• EXERCISE GOAL: Extract the entries in their exact form.

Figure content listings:
++++++++
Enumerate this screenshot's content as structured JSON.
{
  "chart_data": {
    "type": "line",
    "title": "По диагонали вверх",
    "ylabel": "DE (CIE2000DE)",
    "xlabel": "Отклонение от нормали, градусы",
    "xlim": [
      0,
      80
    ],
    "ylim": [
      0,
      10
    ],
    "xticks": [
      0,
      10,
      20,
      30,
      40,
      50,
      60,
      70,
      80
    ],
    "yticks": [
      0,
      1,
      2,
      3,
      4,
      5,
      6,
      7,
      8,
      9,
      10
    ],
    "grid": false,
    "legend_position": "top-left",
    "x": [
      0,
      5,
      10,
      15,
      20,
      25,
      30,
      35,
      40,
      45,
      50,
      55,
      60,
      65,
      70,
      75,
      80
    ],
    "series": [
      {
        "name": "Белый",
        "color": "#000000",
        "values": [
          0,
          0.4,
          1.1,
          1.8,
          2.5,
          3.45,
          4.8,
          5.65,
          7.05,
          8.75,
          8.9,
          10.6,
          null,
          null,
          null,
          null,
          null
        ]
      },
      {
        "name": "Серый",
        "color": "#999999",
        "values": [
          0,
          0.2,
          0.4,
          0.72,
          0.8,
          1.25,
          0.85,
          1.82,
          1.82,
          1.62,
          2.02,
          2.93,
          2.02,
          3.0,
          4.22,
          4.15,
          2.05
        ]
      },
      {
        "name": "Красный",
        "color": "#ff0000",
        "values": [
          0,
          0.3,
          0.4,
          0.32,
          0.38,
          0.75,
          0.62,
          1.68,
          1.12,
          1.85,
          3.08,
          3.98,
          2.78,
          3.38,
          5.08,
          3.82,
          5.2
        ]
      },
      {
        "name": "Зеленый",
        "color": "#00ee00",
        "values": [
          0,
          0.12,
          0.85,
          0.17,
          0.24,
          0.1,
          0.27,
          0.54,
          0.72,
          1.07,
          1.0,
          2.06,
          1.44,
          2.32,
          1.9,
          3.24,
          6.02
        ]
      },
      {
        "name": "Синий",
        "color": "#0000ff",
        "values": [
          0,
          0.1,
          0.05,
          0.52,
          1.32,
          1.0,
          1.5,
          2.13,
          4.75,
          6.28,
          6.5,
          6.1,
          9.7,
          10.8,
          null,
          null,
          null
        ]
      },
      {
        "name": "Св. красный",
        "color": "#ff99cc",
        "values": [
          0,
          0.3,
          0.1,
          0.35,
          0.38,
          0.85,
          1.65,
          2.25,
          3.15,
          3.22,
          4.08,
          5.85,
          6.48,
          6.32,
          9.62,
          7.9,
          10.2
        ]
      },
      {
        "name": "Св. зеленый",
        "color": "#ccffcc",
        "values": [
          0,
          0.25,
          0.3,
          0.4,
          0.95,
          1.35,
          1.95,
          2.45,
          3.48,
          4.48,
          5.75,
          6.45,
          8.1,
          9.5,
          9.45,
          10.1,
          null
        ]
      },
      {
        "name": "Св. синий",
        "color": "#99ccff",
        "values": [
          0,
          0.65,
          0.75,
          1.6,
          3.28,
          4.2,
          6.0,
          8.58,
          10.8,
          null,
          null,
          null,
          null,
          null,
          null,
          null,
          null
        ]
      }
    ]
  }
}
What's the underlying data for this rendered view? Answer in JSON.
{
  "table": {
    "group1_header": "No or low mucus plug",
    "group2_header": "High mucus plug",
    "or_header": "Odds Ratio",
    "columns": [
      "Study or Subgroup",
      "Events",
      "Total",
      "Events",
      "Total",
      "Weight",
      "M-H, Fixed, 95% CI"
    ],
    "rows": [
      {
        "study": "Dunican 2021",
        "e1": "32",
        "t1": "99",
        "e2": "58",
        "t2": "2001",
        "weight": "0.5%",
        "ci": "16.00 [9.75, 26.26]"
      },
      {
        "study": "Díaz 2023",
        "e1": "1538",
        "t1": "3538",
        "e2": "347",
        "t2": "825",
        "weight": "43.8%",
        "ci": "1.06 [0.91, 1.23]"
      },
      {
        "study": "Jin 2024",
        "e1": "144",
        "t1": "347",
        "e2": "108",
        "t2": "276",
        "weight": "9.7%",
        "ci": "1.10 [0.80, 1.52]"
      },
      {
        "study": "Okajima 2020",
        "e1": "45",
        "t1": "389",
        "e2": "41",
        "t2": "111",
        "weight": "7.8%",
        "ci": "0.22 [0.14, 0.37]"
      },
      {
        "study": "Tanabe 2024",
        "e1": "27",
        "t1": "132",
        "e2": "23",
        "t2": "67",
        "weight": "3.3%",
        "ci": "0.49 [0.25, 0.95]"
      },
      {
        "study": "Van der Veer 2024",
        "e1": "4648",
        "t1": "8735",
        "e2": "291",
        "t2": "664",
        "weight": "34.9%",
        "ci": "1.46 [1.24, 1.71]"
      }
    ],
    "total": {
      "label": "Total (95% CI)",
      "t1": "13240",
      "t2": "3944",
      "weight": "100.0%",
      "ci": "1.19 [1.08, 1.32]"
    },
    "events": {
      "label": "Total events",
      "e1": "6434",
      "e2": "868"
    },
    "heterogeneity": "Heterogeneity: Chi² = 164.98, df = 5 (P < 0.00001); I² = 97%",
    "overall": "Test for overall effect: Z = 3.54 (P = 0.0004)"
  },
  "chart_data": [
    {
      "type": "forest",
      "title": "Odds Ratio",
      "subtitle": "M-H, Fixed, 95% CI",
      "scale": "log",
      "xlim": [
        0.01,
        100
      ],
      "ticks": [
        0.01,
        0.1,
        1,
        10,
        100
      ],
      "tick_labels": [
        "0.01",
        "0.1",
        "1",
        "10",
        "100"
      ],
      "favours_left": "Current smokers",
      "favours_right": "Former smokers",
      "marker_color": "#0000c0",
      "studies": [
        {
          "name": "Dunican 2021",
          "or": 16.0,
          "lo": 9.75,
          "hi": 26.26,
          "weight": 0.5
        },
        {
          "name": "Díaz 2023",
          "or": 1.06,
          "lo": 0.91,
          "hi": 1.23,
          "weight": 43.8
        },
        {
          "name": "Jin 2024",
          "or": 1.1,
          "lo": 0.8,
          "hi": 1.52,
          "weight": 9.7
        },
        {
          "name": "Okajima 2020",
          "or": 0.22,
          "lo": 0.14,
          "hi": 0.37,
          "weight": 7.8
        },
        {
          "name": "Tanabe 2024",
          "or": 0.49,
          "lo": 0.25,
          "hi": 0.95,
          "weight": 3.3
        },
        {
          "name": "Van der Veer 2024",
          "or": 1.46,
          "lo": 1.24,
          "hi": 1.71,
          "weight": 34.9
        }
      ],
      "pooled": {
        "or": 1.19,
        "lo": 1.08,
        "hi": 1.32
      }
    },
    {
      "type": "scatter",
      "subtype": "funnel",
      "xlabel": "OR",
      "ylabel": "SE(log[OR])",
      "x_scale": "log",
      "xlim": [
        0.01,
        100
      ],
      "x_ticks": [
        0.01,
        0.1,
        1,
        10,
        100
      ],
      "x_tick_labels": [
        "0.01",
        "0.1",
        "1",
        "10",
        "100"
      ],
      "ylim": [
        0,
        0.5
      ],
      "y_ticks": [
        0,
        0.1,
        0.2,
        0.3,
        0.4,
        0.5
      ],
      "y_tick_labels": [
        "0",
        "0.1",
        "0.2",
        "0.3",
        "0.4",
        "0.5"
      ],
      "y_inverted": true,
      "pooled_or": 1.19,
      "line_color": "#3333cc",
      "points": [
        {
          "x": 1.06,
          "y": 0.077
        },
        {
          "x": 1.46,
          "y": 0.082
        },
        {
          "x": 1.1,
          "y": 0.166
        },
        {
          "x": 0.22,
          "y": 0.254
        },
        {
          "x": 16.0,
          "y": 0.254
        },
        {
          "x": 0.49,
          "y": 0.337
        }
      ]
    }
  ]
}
++++++++
• RESPONSE TO THIS TASK:
Enumerate this screenshot's content as structured JSON.
{
  "chart_data": {
    "type": "line",
    "title": "По диагонали вверх",
    "ylabel": "DE (CIE2000DE)",
    "xlabel": "Отклонение от нормали, градусы",
    "xlim": [
      0,
      80
    ],
    "ylim": [
      0,
      10
    ],
    "xticks": [
      0,
      10,
      20,
      30,
      40,
      50,
      60,
      70,
      80
    ],
    "yticks": [
      0,
      1,
      2,
      3,
      4,
      5,
      6,
      7,
      8,
      9,
      10
    ],
    "grid": false,
    "legend_position": "top-left",
    "x": [
      0,
      5,
      10,
      15,
      20,
      25,
      30,
      35,
      40,
      45,
      50,
      55,
      60,
      65,
      70,
      75,
      80
    ],
    "series": [
      {
        "name": "Белый",
        "color": "#000000",
        "values": [
          0,
          0.4,
          1.1,
          1.8,
          2.5,
          3.45,
          4.8,
          5.65,
          7.05,
          8.75,
          8.9,
          10.6,
          null,
          null,
          null,
          null,
          null
        ]
      },
      {
        "name": "Серый",
        "color": "#999999",
        "values": [
          0,
          0.2,
          0.4,
          0.72,
          0.8,
          1.25,
          0.85,
          1.82,
          1.82,
          1.62,
          2.02,
          2.93,
          2.02,
          3.0,
          4.22,
          4.15,
          2.05
        ]
      },
      {
        "name": "Красный",
        "color": "#ff0000",
        "values": [
          0,
          0.3,
          0.4,
          0.32,
          0.38,
          0.75,
          0.62,
          1.68,
          1.12,
          1.85,
          3.08,
          3.98,
          2.78,
          3.38,
          5.08,
          3.82,
          5.2
        ]
      },
      {
        "name": "Зеленый",
        "color": "#00ee00",
        "values": [
          0,
          0.12,
          0.85,
          0.17,
          0.24,
          0.1,
          0.27,
          0.54,
          0.72,
          1.07,
          1.0,
          2.06,
          1.44,
          2.32,
          1.9,
          3.24,
          6.02
        ]
      },
      {
        "name": "Синий",
        "color": "#0000ff",
        "values": [
          0,
          0.1,
          0.05,
          0.52,
          1.32,
          1.0,
          1.5,
          2.13,
          4.75,
          6.28,
          6.5,
          6.1,
          9.7,
          10.8,
          null,
          null,
          null
        ]
      },
      {
        "name": "Св. красный",
        "color": "#ff99cc",
        "values": [
          0,
          0.3,
          0.1,
          0.35,
          0.38,
          0.85,
          1.65,
          2.25,
          3.15,
          3.22,
          4.08,
          5.85,
          6.48,
          6.32,
          9.62,
          7.9,
          10.2
        ]
      },
      {
        "name": "Св. зеленый",
        "color": "#ccffcc",
        "values": [
          0,
          0.25,
          0.3,
          0.4,
          0.95,
          1.35,
          1.95,
          2.45,
          3.48,
          4.48,
          5.75,
          6.45,
          8.1,
          9.5,
          9.45,
          10.1,
          null
        ]
      },
      {
        "name": "Св. синий",
        "color": "#99ccff",
        "values": [
          0,
          0.65,
          0.75,
          1.6,
          3.28,
          4.2,
          6.0,
          8.58,
          10.8,
          null,
          null,
          null,
          null,
          null,
          null,
          null,
          null
        ]
      }
    ]
  }
}
What's the underlying data for this rendered view? Answer in JSON.
{
  "table": {
    "group1_header": "No or low mucus plug",
    "group2_header": "High mucus plug",
    "or_header": "Odds Ratio",
    "columns": [
      "Study or Subgroup",
      "Events",
      "Total",
      "Events",
      "Total",
      "Weight",
      "M-H, Fixed, 95% CI"
    ],
    "rows": [
      {
        "study": "Dunican 2021",
        "e1": "32",
        "t1": "99",
        "e2": "58",
        "t2": "2001",
        "weight": "0.5%",
        "ci": "16.00 [9.75, 26.26]"
      },
      {
        "study": "Díaz 2023",
        "e1": "1538",
        "t1": "3538",
        "e2": "347",
        "t2": "825",
        "weight": "43.8%",
        "ci": "1.06 [0.91, 1.23]"
      },
      {
        "study": "Jin 2024",
        "e1": "144",
        "t1": "347",
        "e2": "108",
        "t2": "276",
        "weight": "9.7%",
        "ci": "1.10 [0.80, 1.52]"
      },
      {
        "study": "Okajima 2020",
        "e1": "45",
        "t1": "389",
        "e2": "41",
        "t2": "111",
        "weight": "7.8%",
        "ci": "0.22 [0.14, 0.37]"
      },
      {
        "study": "Tanabe 2024",
        "e1": "27",
        "t1": "132",
        "e2": "23",
        "t2": "67",
        "weight": "3.3%",
        "ci": "0.49 [0.25, 0.95]"
      },
      {
        "study": "Van der Veer 2024",
        "e1": "4648",
        "t1": "8735",
        "e2": "291",
        "t2": "664",
        "weight": "34.9%",
        "ci": "1.46 [1.24, 1.71]"
      }
    ],
    "total": {
      "label": "Total (95% CI)",
      "t1": "13240",
      "t2": "3944",
      "weight": "100.0%",
      "ci": "1.19 [1.08, 1.32]"
    },
    "events": {
      "label": "Total events",
      "e1": "6434",
      "e2": "868"
    },
    "heterogeneity": "Heterogeneity: Chi² = 164.98, df = 5 (P < 0.00001); I² = 97%",
    "overall": "Test for overall effect: Z = 3.54 (P = 0.0004)"
  },
  "chart_data": [
    {
      "type": "forest",
      "title": "Odds Ratio",
      "subtitle": "M-H, Fixed, 95% CI",
      "scale": "log",
      "xlim": [
        0.01,
        100
      ],
      "ticks": [
        0.01,
        0.1,
        1,
        10,
        100
      ],
      "tick_labels": [
        "0.01",
        "0.1",
        "1",
        "10",
        "100"
      ],
      "favours_left": "Current smokers",
      "favours_right": "Former smokers",
      "marker_color": "#0000c0",
      "studies": [
        {
          "name": "Dunican 2021",
          "or": 16.0,
          "lo": 9.75,
          "hi": 26.26,
          "weight": 0.5
        },
        {
          "name": "Díaz 2023",
          "or": 1.06,
          "lo": 0.91,
          "hi": 1.23,
          "weight": 43.8
        },
        {
          "name": "Jin 2024",
          "or": 1.1,
          "lo": 0.8,
          "hi": 1.52,
          "weight": 9.7
        },
        {
          "name": "Okajima 2020",
          "or": 0.22,
          "lo": 0.14,
          "hi": 0.37,
          "weight": 7.8
        },
        {
          "name": "Tanabe 2024",
          "or": 0.49,
          "lo": 0.25,
          "hi": 0.95,
          "weight": 3.3
        },
        {
          "name": "Van der Veer 2024",
          "or": 1.46,
          "lo": 1.24,
          "hi": 1.71,
          "weight": 34.9
        }
      ],
      "pooled": {
        "or": 1.19,
        "lo": 1.08,
        "hi": 1.32
      }
    },
    {
      "type": "scatter",
      "subtype": "funnel",
      "xlabel": "OR",
      "ylabel": "SE(log[OR])",
      "x_scale": "log",
      "xlim": [
        0.01,
        100
      ],
      "x_ticks": [
        0.01,
        0.1,
        1,
        10,
        100
      ],
      "x_tick_labels": [
        "0.01",
        "0.1",
        "1",
        "10",
        "100"
      ],
      "ylim": [
        0,
        0.5
      ],
      "y_ticks": [
        0,
        0.1,
        0.2,
        0.3,
        0.4,
        0.5
      ],
      "y_tick_labels": [
        "0",
        "0.1",
        "0.2",
        "0.3",
        "0.4",
        "0.5"
      ],
      "y_inverted": true,
      "pooled_or": 1.19,
      "line_color": "#3333cc",
      "points": [
        {
          "x": 1.06,
          "y": 0.077
        },
        {
          "x": 1.46,
          "y": 0.082
        },
        {
          "x": 1.1,
          "y": 0.166
        },
        {
          "x": 0.22,
          "y": 0.254
        },
        {
          "x": 16.0,
          "y": 0.254
        },
        {
          "x": 0.49,
          "y": 0.337
        }
      ]
    }
  ]
}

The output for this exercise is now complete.